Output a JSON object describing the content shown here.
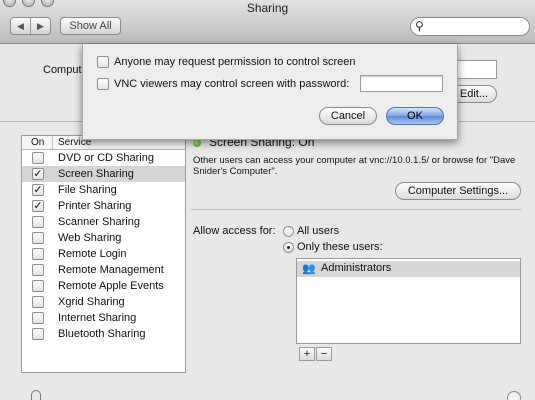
{
  "window": {
    "title": "Sharing"
  },
  "toolbar": {
    "back": "◀",
    "forward": "▶",
    "show_all": "Show All",
    "search_placeholder": ""
  },
  "computer": {
    "name_label": "Computer",
    "edit_button": "Edit..."
  },
  "services": {
    "header_on": "On",
    "header_service": "Service",
    "items": [
      {
        "label": "DVD or CD Sharing",
        "checked": false,
        "selected": false
      },
      {
        "label": "Screen Sharing",
        "checked": true,
        "selected": true
      },
      {
        "label": "File Sharing",
        "checked": true,
        "selected": false
      },
      {
        "label": "Printer Sharing",
        "checked": true,
        "selected": false
      },
      {
        "label": "Scanner Sharing",
        "checked": false,
        "selected": false
      },
      {
        "label": "Web Sharing",
        "checked": false,
        "selected": false
      },
      {
        "label": "Remote Login",
        "checked": false,
        "selected": false
      },
      {
        "label": "Remote Management",
        "checked": false,
        "selected": false
      },
      {
        "label": "Remote Apple Events",
        "checked": false,
        "selected": false
      },
      {
        "label": "Xgrid Sharing",
        "checked": false,
        "selected": false
      },
      {
        "label": "Internet Sharing",
        "checked": false,
        "selected": false
      },
      {
        "label": "Bluetooth Sharing",
        "checked": false,
        "selected": false
      }
    ]
  },
  "detail": {
    "status": "Screen Sharing: On",
    "status_color": "#3b9a1a",
    "description": "Other users can access your computer at vnc://10.0.1.5/ or browse for \"Dave Snider's Computer\".",
    "computer_settings_button": "Computer Settings...",
    "access_label": "Allow access for:",
    "all_users": "All users",
    "only_these_users": "Only these users:",
    "selected_access": "only_these_users",
    "users": [
      "Administrators"
    ],
    "add_button": "+",
    "remove_button": "−"
  },
  "sheet": {
    "option_request": "Anyone may request permission to control screen",
    "option_vnc": "VNC viewers may control screen with password:",
    "option_request_checked": false,
    "option_vnc_checked": false,
    "password_value": "",
    "cancel_button": "Cancel",
    "ok_button": "OK",
    "accent_color": "#5a8ad9"
  }
}
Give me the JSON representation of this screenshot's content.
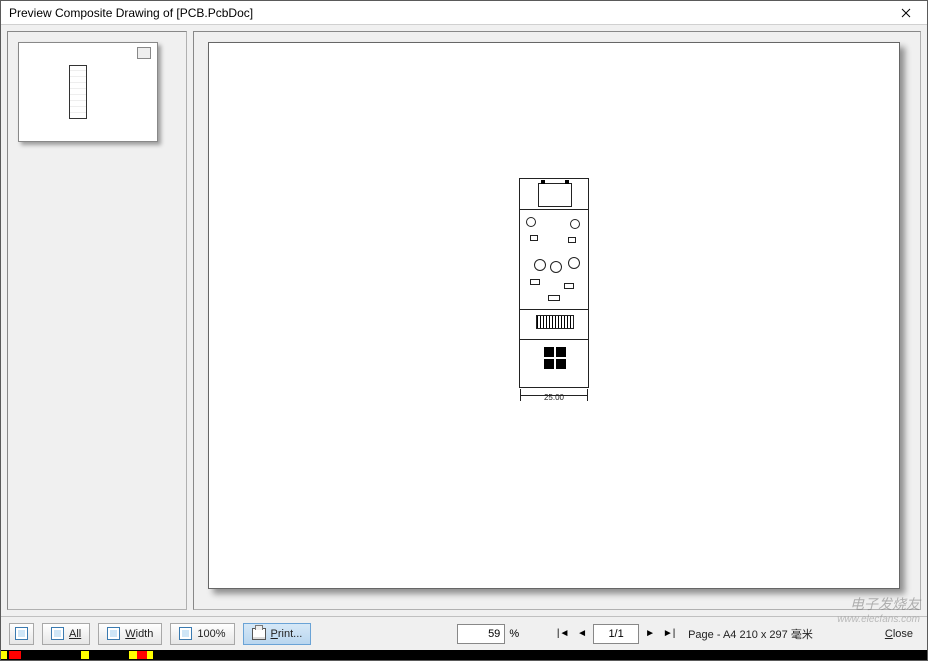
{
  "window": {
    "title": "Preview Composite Drawing of [PCB.PcbDoc]"
  },
  "toolbar": {
    "all_label": "All",
    "width_label": "Width",
    "p100_label": "100%",
    "print_label": "Print..."
  },
  "zoom": {
    "value": "59",
    "suffix": "%"
  },
  "pagenav": {
    "value": "1/1",
    "info": "Page - A4 210 x 297 毫米"
  },
  "footer": {
    "close_label": "Close"
  },
  "pcb": {
    "width_dim": "25.00"
  },
  "watermark": {
    "line1": "电子发烧友",
    "line2": "www.elecfans.com"
  }
}
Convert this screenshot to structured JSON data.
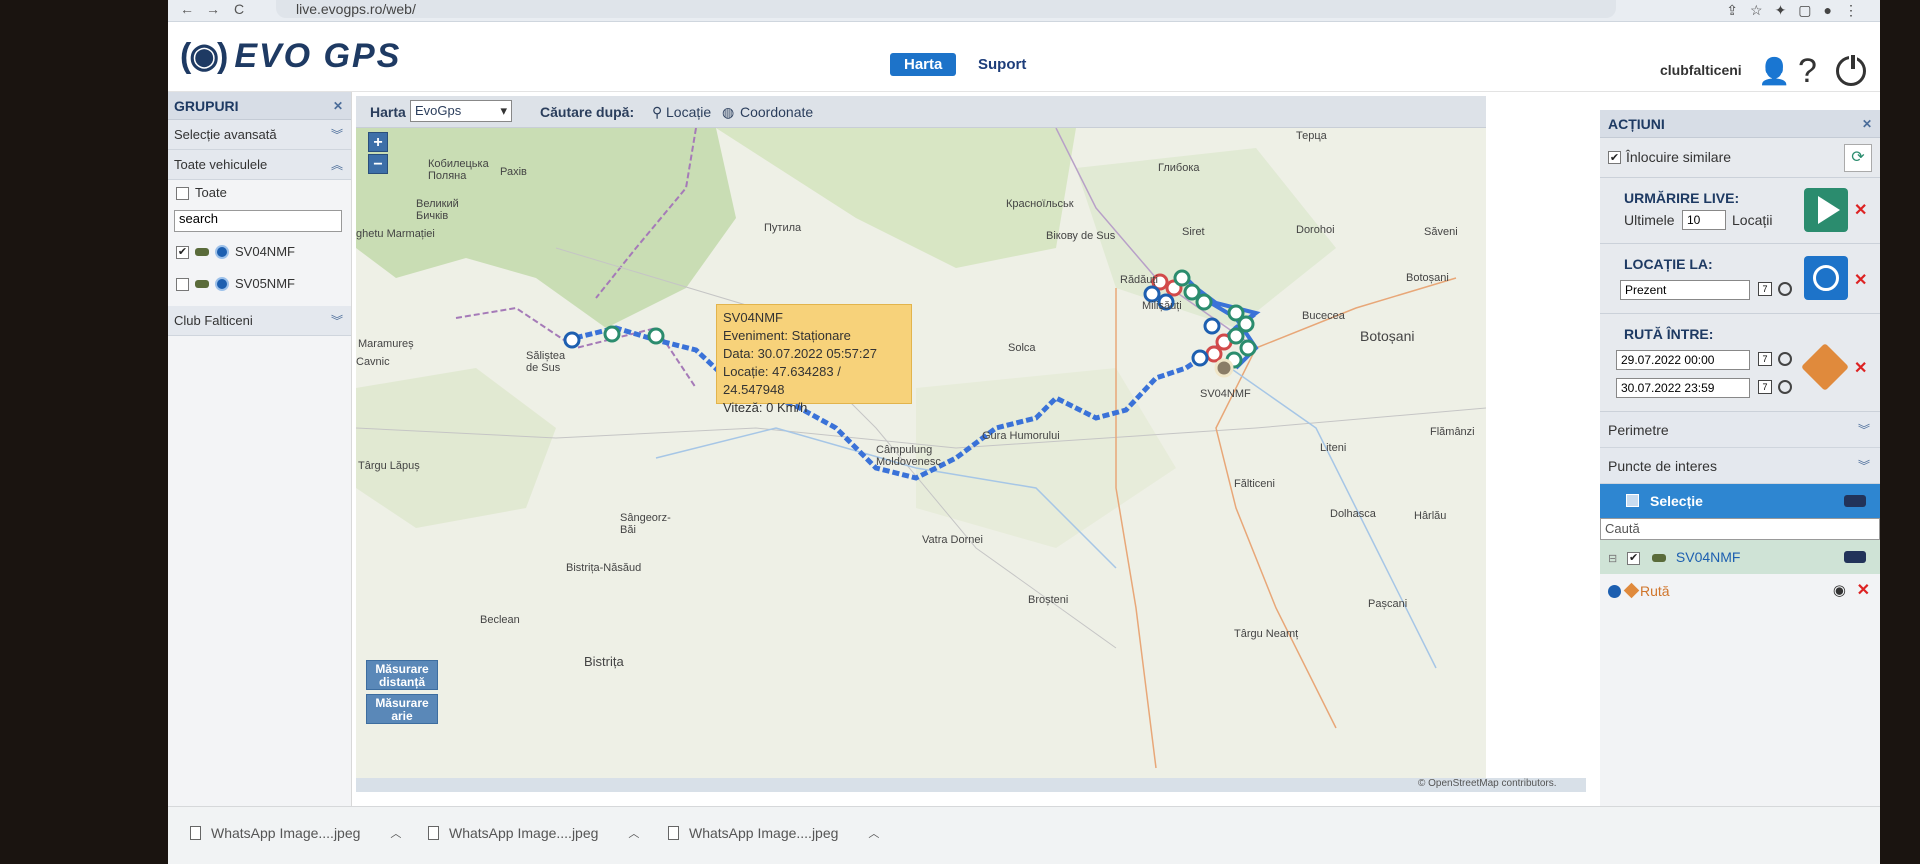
{
  "browser": {
    "url": "live.evogps.ro/web/",
    "nav_back": "←",
    "nav_forward": "→",
    "nav_reload": "C"
  },
  "header": {
    "logo_mark": "(◉)",
    "logo_text": "EVO GPS",
    "nav": {
      "harta": "Harta",
      "suport": "Suport"
    },
    "user": "clubfalticeni"
  },
  "left_panel": {
    "title": "GRUPURI",
    "advanced": "Selecție avansată",
    "all_vehicles": "Toate vehiculele",
    "all_label": "Toate",
    "search_value": "search",
    "vehicles": [
      {
        "name": "SV04NMF",
        "checked": "✔"
      },
      {
        "name": "SV05NMF",
        "checked": ""
      }
    ],
    "group": "Club Falticeni"
  },
  "map_toolbar": {
    "map_label": "Harta",
    "map_value": "EvoGps",
    "search_by": "Căutare după:",
    "opt_location": "Locație",
    "opt_coords": "Coordonate"
  },
  "map": {
    "zoom_in": "+",
    "zoom_out": "−",
    "labels": {
      "l1": "Кобилецька Поляна",
      "l2": "Рахів",
      "l3": "Великий Бичків",
      "l4": "ghetu Marmației",
      "l5": "Путила",
      "l6": "Красноїльськ",
      "l7": "Вікову de Sus",
      "l8": "Глибока",
      "l9": "Терца",
      "l10": "Siret",
      "l11": "Dorohoi",
      "l12": "Săveni",
      "l13": "Rădăuți",
      "l14": "Milișăuți",
      "l15": "Botoșani",
      "l16": "Bucecea",
      "l17": "Botoșani",
      "l18": "Solca",
      "l19": "Maramureș",
      "l20": "Cavnic",
      "l21": "Săliștea de Sus",
      "l22": "Câmpulung Moldovenesc",
      "l23": "Gura Humorului",
      "l24": "SV04NMF",
      "l25": "Liteni",
      "l26": "Flămânzi",
      "l27": "Târgu Lăpuș",
      "l28": "Fălticeni",
      "l29": "Dolhasca",
      "l30": "Hârlău",
      "l31": "Sângeorz-Băi",
      "l32": "Vatra Dornei",
      "l33": "Bistrița-Năsăud",
      "l34": "Broșteni",
      "l35": "Beclean",
      "l36": "Pașcani",
      "l37": "Bistrița",
      "l38": "Târgu Neamț"
    },
    "measure_distance": "Măsurare distanță",
    "measure_area": "Măsurare arie",
    "credit": "© OpenStreetMap contributors."
  },
  "popup": {
    "title": "SV04NMF",
    "event": "Eveniment: Staționare",
    "date": "Data: 30.07.2022 05:57:27",
    "location": "Locație: 47.634283 / 24.547948",
    "speed": "Viteză: 0 Km/h"
  },
  "right_panel": {
    "title": "ACȚIUNI",
    "replace_similar": "Înlocuire similare",
    "live_title": "URMĂRIRE LIVE:",
    "live_last": "Ultimele",
    "live_count": "10",
    "live_unit": "Locații",
    "loc_title": "LOCAȚIE LA:",
    "loc_value": "Prezent",
    "route_title": "RUTĂ ÎNTRE:",
    "route_from": "29.07.2022 00:00",
    "route_to": "30.07.2022 23:59",
    "perimeters": "Perimetre",
    "poi": "Puncte de interes",
    "selection": "Selecție",
    "search_placeholder": "Caută",
    "vehicle": "SV04NMF",
    "route": "Rută"
  },
  "downloads": [
    {
      "name": "WhatsApp Image....jpeg"
    },
    {
      "name": "WhatsApp Image....jpeg"
    },
    {
      "name": "WhatsApp Image....jpeg"
    }
  ],
  "colors": {
    "brand": "#1e3a63",
    "accent": "#1d73c9",
    "route": "#3a72d8",
    "popup": "#f7d27a",
    "live_btn": "#2b8c6e",
    "loc_btn": "#1d73c9",
    "route_btn": "#e08a3c"
  }
}
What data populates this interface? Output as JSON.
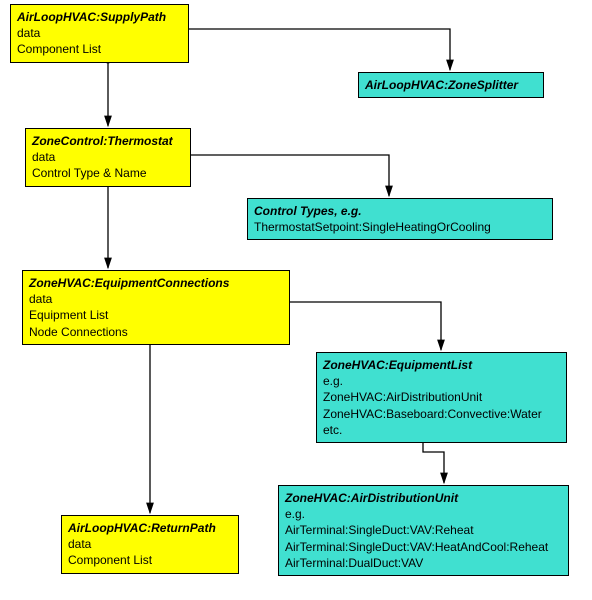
{
  "boxes": {
    "supplyPath": {
      "title": "AirLoopHVAC:SupplyPath",
      "line1": "data",
      "line2": "Component List"
    },
    "zoneSplitter": {
      "title": "AirLoopHVAC:ZoneSplitter"
    },
    "thermostat": {
      "title": "ZoneControl:Thermostat",
      "line1": "data",
      "line2": "Control Type & Name"
    },
    "controlTypes": {
      "title": "Control Types, e.g.",
      "line1": "ThermostatSetpoint:SingleHeatingOrCooling"
    },
    "equipConn": {
      "title": "ZoneHVAC:EquipmentConnections",
      "line1": "data",
      "line2": "Equipment List",
      "line3": "Node Connections"
    },
    "equipList": {
      "title": "ZoneHVAC:EquipmentList",
      "line1": "e.g.",
      "line2": "ZoneHVAC:AirDistributionUnit",
      "line3": "ZoneHVAC:Baseboard:Convective:Water",
      "line4": "etc."
    },
    "airDist": {
      "title": "ZoneHVAC:AirDistributionUnit",
      "line1": "e.g.",
      "line2": "AirTerminal:SingleDuct:VAV:Reheat",
      "line3": "AirTerminal:SingleDuct:VAV:HeatAndCool:Reheat",
      "line4": "AirTerminal:DualDuct:VAV"
    },
    "returnPath": {
      "title": "AirLoopHVAC:ReturnPath",
      "line1": "data",
      "line2": "Component List"
    }
  },
  "colors": {
    "yellow": "#ffff00",
    "cyan": "#40e0d0"
  }
}
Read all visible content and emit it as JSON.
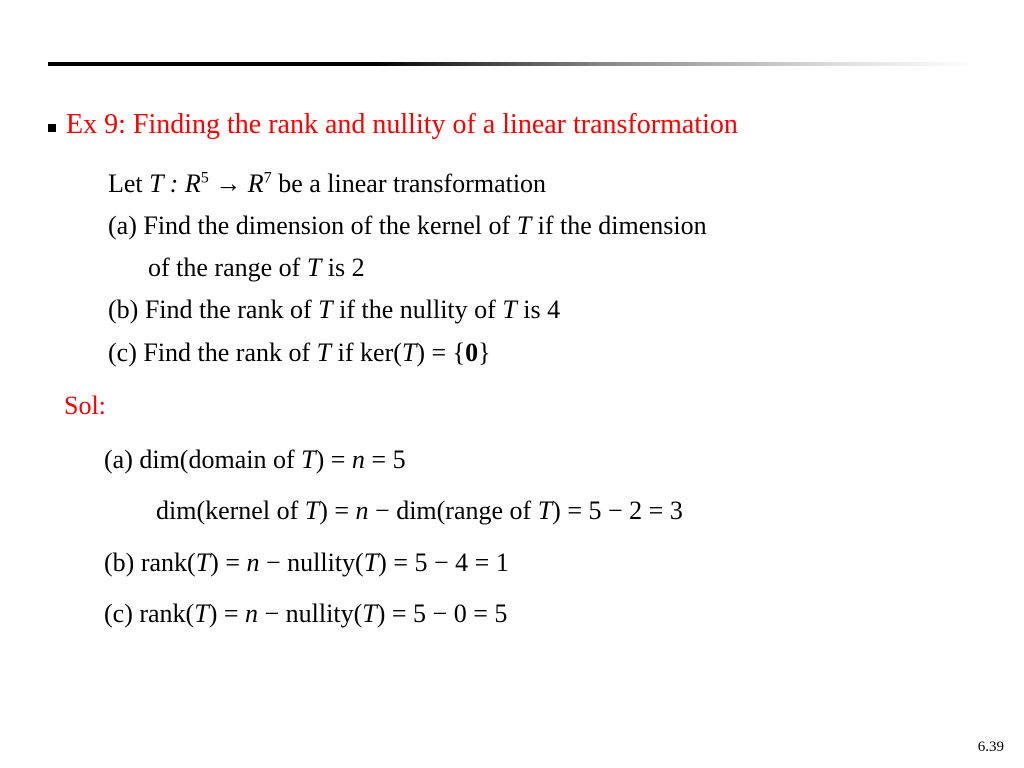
{
  "title": "Ex 9: Finding the rank and nullity of a linear transformation",
  "let_prefix": "Let ",
  "let_T": "T",
  "let_colon_R": " : R",
  "exp5": "5",
  "arrow": " → ",
  "R": "R",
  "exp7": "7",
  "let_suffix": " be a linear transformation",
  "a_label": "(a) ",
  "a_line1_pre": "Find the dimension of the kernel of ",
  "a_line1_post": " if the dimension",
  "a_line2_pre": "of the range of ",
  "a_line2_post": " is 2",
  "b_label": "(b) ",
  "b_pre": "Find the rank of ",
  "b_mid": " if the nullity of ",
  "b_post": " is 4",
  "c_label": "(c) ",
  "c_pre": "Find the rank of ",
  "c_mid": " if ker(",
  "c_post": ") = {",
  "zero": "0",
  "brace_close": "}",
  "sol_label": "Sol:",
  "sa_label": "(a)  ",
  "sa_line1_pre": "dim(domain of ",
  "sa_line1_post": ") = ",
  "n": "n",
  "eq5": " = 5",
  "sa_line2_pre": "dim(kernel of ",
  "sa_line2_mid": ") = ",
  "sa_line2_mid2": " − dim(range of ",
  "sa_line2_post": ") = 5 − 2 = 3",
  "sb_label": "(b) ",
  "sb_pre": "rank(",
  "sb_mid": ") = ",
  "sb_mid2": " − nullity(",
  "sb_post": ") = 5 − 4 = 1",
  "sc_label": "(c) ",
  "sc_pre": "rank(",
  "sc_mid": ") = ",
  "sc_mid2": " − nullity(",
  "sc_post": ") = 5 − 0 = 5",
  "pagenum": "6.39"
}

####

*DIRECTIONS FOR THIS TASK*. Pull every line containing the word "Sharing" out of the material and copy it.

*THE OUTPUT*.
    "title": "Sharing"
        "label": "DVD or CD Sharing",
        "label": "Screen Sharing",
        "label": "File Sharing",
        "label": "Printer Sharing",
        "label": "Scanner Sharing",
        "label": "Web Sharing",
        "label": "Xgrid Sharing",
        "label": "Internet Sharing",
        "label": "Bluetooth Sharing",
    "status": "Screen Sharing: On",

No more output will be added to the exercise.